PROBLEM TO SOLVE.
Copy the data exactly as it appears, and do not include any pictures.

SUPPLIED MATERIAL.
• • •

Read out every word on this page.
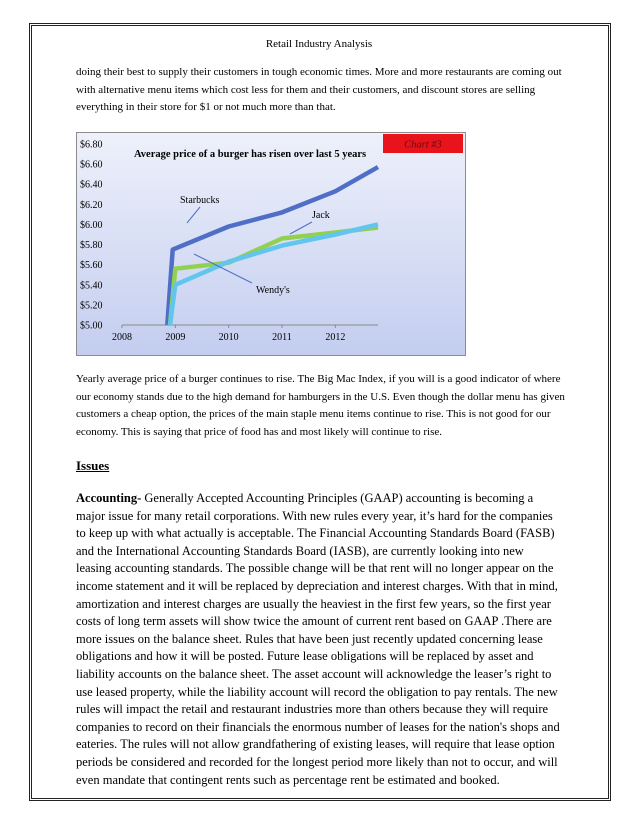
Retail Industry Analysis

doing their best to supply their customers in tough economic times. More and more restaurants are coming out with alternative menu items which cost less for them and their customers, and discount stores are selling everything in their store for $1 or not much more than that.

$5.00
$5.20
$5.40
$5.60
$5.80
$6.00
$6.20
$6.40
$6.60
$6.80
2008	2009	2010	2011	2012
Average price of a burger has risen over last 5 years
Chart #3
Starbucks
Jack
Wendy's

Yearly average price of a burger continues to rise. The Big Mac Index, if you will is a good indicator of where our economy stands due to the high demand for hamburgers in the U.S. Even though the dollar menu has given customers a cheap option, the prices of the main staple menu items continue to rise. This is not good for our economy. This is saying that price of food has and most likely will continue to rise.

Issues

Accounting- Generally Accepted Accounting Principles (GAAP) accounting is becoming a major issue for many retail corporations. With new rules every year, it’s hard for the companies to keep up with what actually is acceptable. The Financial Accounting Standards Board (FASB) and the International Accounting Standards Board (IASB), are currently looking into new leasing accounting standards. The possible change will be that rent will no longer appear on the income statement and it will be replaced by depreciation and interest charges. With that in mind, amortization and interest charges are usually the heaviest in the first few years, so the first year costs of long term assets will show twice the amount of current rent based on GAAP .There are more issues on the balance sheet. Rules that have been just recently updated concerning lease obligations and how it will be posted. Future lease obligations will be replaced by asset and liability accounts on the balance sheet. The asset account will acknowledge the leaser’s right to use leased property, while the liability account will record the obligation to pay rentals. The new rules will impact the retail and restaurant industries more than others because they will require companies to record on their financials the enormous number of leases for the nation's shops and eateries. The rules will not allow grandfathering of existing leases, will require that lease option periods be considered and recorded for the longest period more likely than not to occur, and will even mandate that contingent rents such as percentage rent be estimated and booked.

• • •

PROBLEM SOLUTION.
Read out every word on this page.
Retail Industry Analysis

doing their best to supply their customers in tough economic times. More and more restaurants are coming out with alternative menu items which cost less for them and their customers, and discount stores are selling everything in their store for $1 or not much more than that.

$5.00
$5.20
$5.40
$5.60
$5.80
$6.00
$6.20
$6.40
$6.60
$6.80
2008	2009	2010	2011	2012
Average price of a burger has risen over last 5 years
Chart #3
Starbucks
Jack
Wendy's

Yearly average price of a burger continues to rise. The Big Mac Index, if you will is a good indicator of where our economy stands due to the high demand for hamburgers in the U.S. Even though the dollar menu has given customers a cheap option, the prices of the main staple menu items continue to rise. This is not good for our economy. This is saying that price of food has and most likely will continue to rise.

Issues

Accounting- Generally Accepted Accounting Principles (GAAP) accounting is becoming a major issue for many retail corporations. With new rules every year, it’s hard for the companies to keep up with what actually is acceptable. The Financial Accounting Standards Board (FASB) and the International Accounting Standards Board (IASB), are currently looking into new leasing accounting standards. The possible change will be that rent will no longer appear on the income statement and it will be replaced by depreciation and interest charges. With that in mind, amortization and interest charges are usually the heaviest in the first few years, so the first year costs of long term assets will show twice the amount of current rent based on GAAP .There are more issues on the balance sheet. Rules that have been just recently updated concerning lease obligations and how it will be posted. Future lease obligations will be replaced by asset and liability accounts on the balance sheet. The asset account will acknowledge the leaser’s right to use leased property, while the liability account will record the obligation to pay rentals. The new rules will impact the retail and restaurant industries more than others because they will require companies to record on their financials the enormous number of leases for the nation's shops and eateries. The rules will not allow grandfathering of existing leases, will require that lease option periods be considered and recorded for the longest period more likely than not to occur, and will even mandate that contingent rents such as percentage rent be estimated and booked.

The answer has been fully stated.